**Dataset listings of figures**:
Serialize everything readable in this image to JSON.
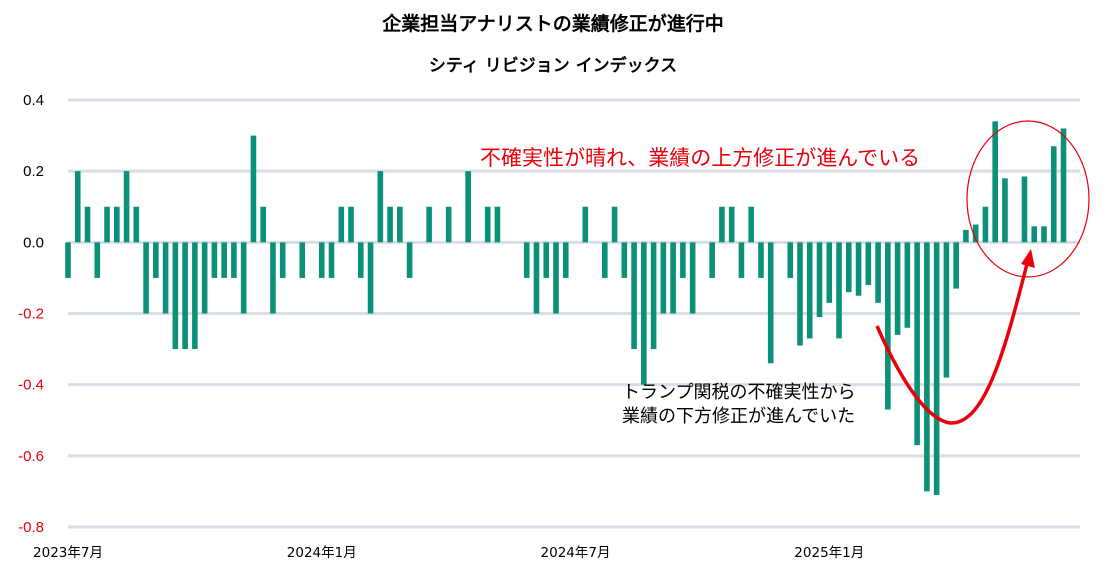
{
  "chart_data": {
    "type": "bar",
    "title": "企業担当アナリストの業績修正が進行中",
    "subtitle": "シティ リビジョン インデックス",
    "xlabel": "",
    "ylabel": "",
    "ylim": [
      -0.8,
      0.4
    ],
    "yticks": [
      "0.4",
      "0.2",
      "0.0",
      "-0.2",
      "-0.4",
      "-0.6",
      "-0.8"
    ],
    "ytick_values": [
      0.4,
      0.2,
      0.0,
      -0.2,
      -0.4,
      -0.6,
      -0.8
    ],
    "xticks": [
      {
        "label": "2023年7月",
        "index": 0
      },
      {
        "label": "2024年1月",
        "index": 26
      },
      {
        "label": "2024年7月",
        "index": 52
      },
      {
        "label": "2025年1月",
        "index": 78
      }
    ],
    "grid": true,
    "bar_color": "#0a9178",
    "negative_tick_color": "#e8000b",
    "positive_tick_color": "#000000",
    "values": [
      -0.1,
      0.2,
      0.1,
      -0.1,
      0.1,
      0.1,
      0.2,
      0.1,
      -0.2,
      -0.1,
      -0.2,
      -0.3,
      -0.3,
      -0.3,
      -0.2,
      -0.1,
      -0.1,
      -0.1,
      -0.2,
      0.3,
      0.1,
      -0.2,
      -0.1,
      0,
      -0.1,
      0,
      -0.1,
      -0.1,
      0.1,
      0.1,
      -0.1,
      -0.2,
      0.2,
      0.1,
      0.1,
      -0.1,
      0,
      0.1,
      0,
      0.1,
      0,
      0.2,
      0,
      0.1,
      0.1,
      0,
      0,
      -0.1,
      -0.2,
      -0.1,
      -0.2,
      -0.1,
      0,
      0.1,
      0,
      -0.1,
      0.1,
      -0.1,
      -0.3,
      -0.4,
      -0.3,
      -0.2,
      -0.2,
      -0.1,
      -0.2,
      0,
      -0.1,
      0.1,
      0.1,
      -0.1,
      0.1,
      -0.1,
      -0.34,
      0,
      -0.1,
      -0.29,
      -0.27,
      -0.21,
      -0.17,
      -0.27,
      -0.14,
      -0.15,
      -0.12,
      -0.17,
      -0.47,
      -0.26,
      -0.24,
      -0.57,
      -0.7,
      -0.71,
      -0.38,
      -0.13,
      0.035,
      0.05,
      0.1,
      0.34,
      0.18,
      0,
      0.185,
      0.045,
      0.045,
      0.27,
      0.32
    ],
    "annotations": [
      {
        "text": "不確実性が晴れ、業績の上方修正が進んでいる",
        "color": "#e8000b"
      },
      {
        "lines": [
          "トランプ関税の不確実性から",
          "業績の下方修正が進んでいた"
        ],
        "color": "#000000"
      }
    ],
    "highlight_color": "#e8000b"
  }
}
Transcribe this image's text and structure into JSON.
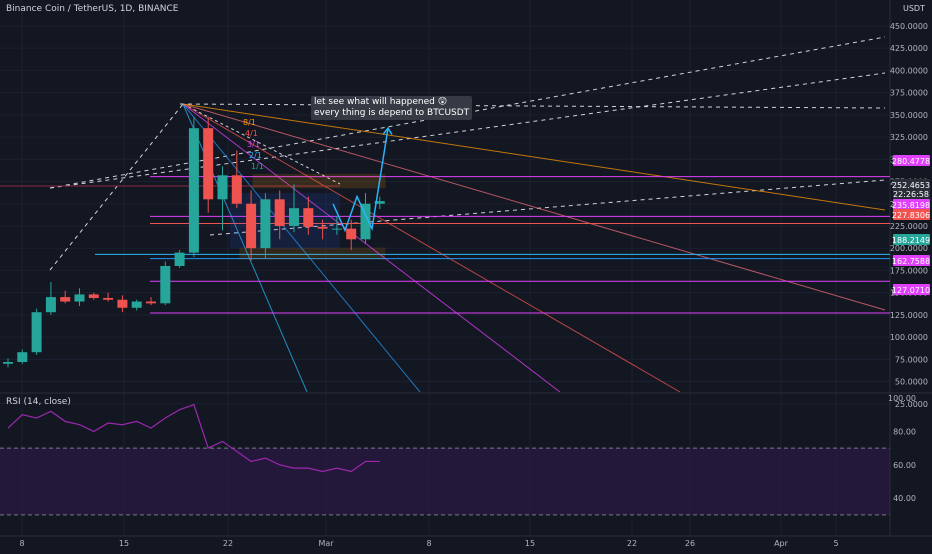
{
  "header": {
    "title": "Binance Coin / TetherUS, 1D, BINANCE",
    "currency": "USDT"
  },
  "annotation": {
    "line1": "let see what will happened 😲",
    "line2": "every thing is depend to BTCUSDT"
  },
  "rsi": {
    "label": "RSI (14, close)"
  },
  "fib_labels": [
    "8/1",
    "4/1",
    "3/1",
    "2/1",
    "1/1"
  ],
  "price_tags": [
    {
      "value": "280.4778",
      "color": "#e040fb"
    },
    {
      "value": "252.4653",
      "color": "#2a2e39"
    },
    {
      "value": "22:26:58",
      "color": "#2a2e39"
    },
    {
      "value": "235.8198",
      "color": "#e040fb"
    },
    {
      "value": "227.8306",
      "color": "#f05350"
    },
    {
      "value": "188.2149",
      "color": "#26a69a"
    },
    {
      "value": "162.7588",
      "color": "#e040fb"
    },
    {
      "value": "127.0710",
      "color": "#e040fb"
    }
  ],
  "chart_data": [
    {
      "type": "candlestick",
      "title": "Binance Coin / TetherUS, 1D, BINANCE",
      "y_unit": "USDT",
      "x_tick_labels": [
        "8",
        "15",
        "22",
        "Mar",
        "8",
        "15",
        "22",
        "26",
        "Apr",
        "5"
      ],
      "y_ticks": [
        "450.0000",
        "425.0000",
        "400.0000",
        "375.0000",
        "350.0000",
        "325.0000",
        "300.0000",
        "275.0000",
        "250.0000",
        "225.0000",
        "200.0000",
        "175.0000",
        "150.0000",
        "125.0000",
        "100.0000",
        "75.0000",
        "50.0000",
        "25.0000"
      ],
      "ylim": [
        0,
        460
      ],
      "horizontal_levels": [
        280.4778,
        235.8198,
        227.8306,
        188.2149,
        162.7588,
        127.071
      ],
      "candles": [
        {
          "o": 70,
          "h": 76,
          "l": 66,
          "c": 72
        },
        {
          "o": 72,
          "h": 86,
          "l": 70,
          "c": 83
        },
        {
          "o": 83,
          "h": 132,
          "l": 80,
          "c": 128
        },
        {
          "o": 128,
          "h": 162,
          "l": 125,
          "c": 145
        },
        {
          "o": 145,
          "h": 152,
          "l": 138,
          "c": 140
        },
        {
          "o": 140,
          "h": 155,
          "l": 135,
          "c": 148
        },
        {
          "o": 148,
          "h": 150,
          "l": 142,
          "c": 144
        },
        {
          "o": 144,
          "h": 150,
          "l": 140,
          "c": 142
        },
        {
          "o": 142,
          "h": 147,
          "l": 128,
          "c": 133
        },
        {
          "o": 133,
          "h": 142,
          "l": 130,
          "c": 140
        },
        {
          "o": 140,
          "h": 145,
          "l": 136,
          "c": 138
        },
        {
          "o": 138,
          "h": 185,
          "l": 136,
          "c": 180
        },
        {
          "o": 180,
          "h": 198,
          "l": 178,
          "c": 195
        },
        {
          "o": 195,
          "h": 348,
          "l": 190,
          "c": 335
        },
        {
          "o": 335,
          "h": 348,
          "l": 240,
          "c": 255
        },
        {
          "o": 255,
          "h": 292,
          "l": 220,
          "c": 282
        },
        {
          "o": 282,
          "h": 310,
          "l": 245,
          "c": 250
        },
        {
          "o": 250,
          "h": 265,
          "l": 186,
          "c": 200
        },
        {
          "o": 200,
          "h": 262,
          "l": 188,
          "c": 255
        },
        {
          "o": 255,
          "h": 265,
          "l": 210,
          "c": 225
        },
        {
          "o": 225,
          "h": 272,
          "l": 218,
          "c": 245
        },
        {
          "o": 245,
          "h": 258,
          "l": 215,
          "c": 224
        },
        {
          "o": 224,
          "h": 232,
          "l": 210,
          "c": 222
        },
        {
          "o": 222,
          "h": 236,
          "l": 215,
          "c": 222
        },
        {
          "o": 222,
          "h": 232,
          "l": 198,
          "c": 210
        },
        {
          "o": 210,
          "h": 262,
          "l": 205,
          "c": 250
        },
        {
          "o": 250,
          "h": 258,
          "l": 244,
          "c": 253
        }
      ]
    },
    {
      "type": "line",
      "title": "RSI (14, close)",
      "y_ticks": [
        "100.00",
        "80.00",
        "60.00",
        "40.00"
      ],
      "ylim": [
        25,
        100
      ],
      "values": [
        82,
        90,
        88,
        92,
        86,
        84,
        80,
        85,
        84,
        86,
        82,
        88,
        93,
        96,
        70,
        74,
        68,
        62,
        64,
        60,
        58,
        58,
        56,
        58,
        56,
        62,
        62
      ]
    }
  ]
}
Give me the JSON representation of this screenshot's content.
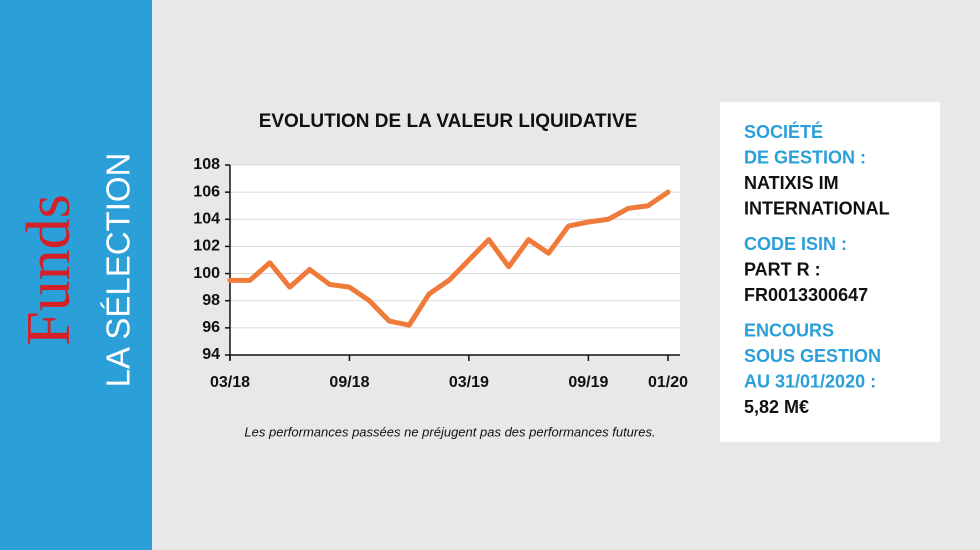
{
  "sidebar": {
    "brand": "Funds",
    "subtitle": "LA SÉLECTION"
  },
  "chart_data": {
    "type": "line",
    "title": "EVOLUTION DE LA VALEUR LIQUIDATIVE",
    "x": [
      "03/18",
      "04/18",
      "05/18",
      "06/18",
      "07/18",
      "08/18",
      "09/18",
      "10/18",
      "11/18",
      "12/18",
      "01/19",
      "02/19",
      "03/19",
      "04/19",
      "05/19",
      "06/19",
      "07/19",
      "08/19",
      "09/19",
      "10/19",
      "11/19",
      "12/19",
      "01/20"
    ],
    "values": [
      99.5,
      99.5,
      100.8,
      99.0,
      100.3,
      99.2,
      99.0,
      98.0,
      96.5,
      96.2,
      98.5,
      99.5,
      101.0,
      102.5,
      100.5,
      102.5,
      101.5,
      103.5,
      103.8,
      104.0,
      104.8,
      105.0,
      106.0
    ],
    "color": "#f07a3a",
    "xticks": [
      "03/18",
      "09/18",
      "03/19",
      "09/19",
      "01/20"
    ],
    "ylim": [
      94,
      108
    ],
    "yticks": [
      94,
      96,
      98,
      100,
      102,
      104,
      106,
      108
    ],
    "grid": true,
    "note": "Les performances passées ne préjugent pas des performances futures."
  },
  "info": [
    {
      "heading": [
        "SOCIÉTÉ",
        "DE GESTION :"
      ],
      "value": [
        "NATIXIS IM",
        "INTERNATIONAL"
      ]
    },
    {
      "heading": [
        "CODE ISIN :"
      ],
      "value": [
        "PART R :",
        "FR0013300647"
      ]
    },
    {
      "heading": [
        "ENCOURS",
        "SOUS GESTION",
        "AU 31/01/2020 :"
      ],
      "value": [
        "5,82 M€"
      ]
    }
  ]
}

**What you need to do**:
Go through the material above and copy each line that has the word "image".

**Solution**:
Serialize everything readable in this image to JSON.
Transcribe this image's text and structure into JSON.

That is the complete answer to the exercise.